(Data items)
===============

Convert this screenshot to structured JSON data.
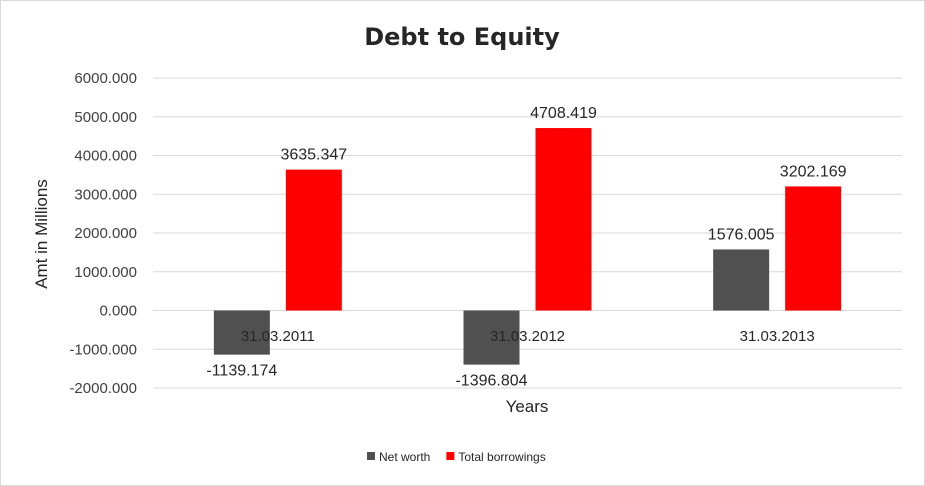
{
  "chart_data": {
    "type": "bar",
    "title": "Debt to Equity",
    "xlabel": "Years",
    "ylabel": "Amt in Millions",
    "categories": [
      "31.03.2011",
      "31.03.2012",
      "31.03.2013"
    ],
    "series": [
      {
        "name": "Net worth",
        "color": "#505050",
        "values": [
          -1139.174,
          -1396.804,
          1576.005
        ],
        "labels": [
          "-1139.174",
          "-1396.804",
          "1576.005"
        ]
      },
      {
        "name": "Total borrowings",
        "color": "#ff0000",
        "values": [
          3635.347,
          4708.419,
          3202.169
        ],
        "labels": [
          "3635.347",
          "4708.419",
          "3202.169"
        ]
      }
    ],
    "ylim": [
      -2000,
      6000
    ],
    "yticks": [
      6000,
      5000,
      4000,
      3000,
      2000,
      1000,
      0,
      -1000,
      -2000
    ],
    "ytick_labels": [
      "6000.000",
      "5000.000",
      "4000.000",
      "3000.000",
      "2000.000",
      "1000.000",
      "0.000",
      "-1000.000",
      "-2000.000"
    ],
    "grid": true,
    "legend_position": "bottom"
  }
}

===============

- Objective
Every line of the data above should be quoted exactly. Omit the pictures.

- Right answer
Convert this screenshot to structured JSON data.
{
  "chart_data": {
    "type": "bar",
    "title": "Debt to Equity",
    "xlabel": "Years",
    "ylabel": "Amt in Millions",
    "categories": [
      "31.03.2011",
      "31.03.2012",
      "31.03.2013"
    ],
    "series": [
      {
        "name": "Net worth",
        "color": "#505050",
        "values": [
          -1139.174,
          -1396.804,
          1576.005
        ],
        "labels": [
          "-1139.174",
          "-1396.804",
          "1576.005"
        ]
      },
      {
        "name": "Total borrowings",
        "color": "#ff0000",
        "values": [
          3635.347,
          4708.419,
          3202.169
        ],
        "labels": [
          "3635.347",
          "4708.419",
          "3202.169"
        ]
      }
    ],
    "ylim": [
      -2000,
      6000
    ],
    "yticks": [
      6000,
      5000,
      4000,
      3000,
      2000,
      1000,
      0,
      -1000,
      -2000
    ],
    "ytick_labels": [
      "6000.000",
      "5000.000",
      "4000.000",
      "3000.000",
      "2000.000",
      "1000.000",
      "0.000",
      "-1000.000",
      "-2000.000"
    ],
    "grid": true,
    "legend_position": "bottom"
  }
}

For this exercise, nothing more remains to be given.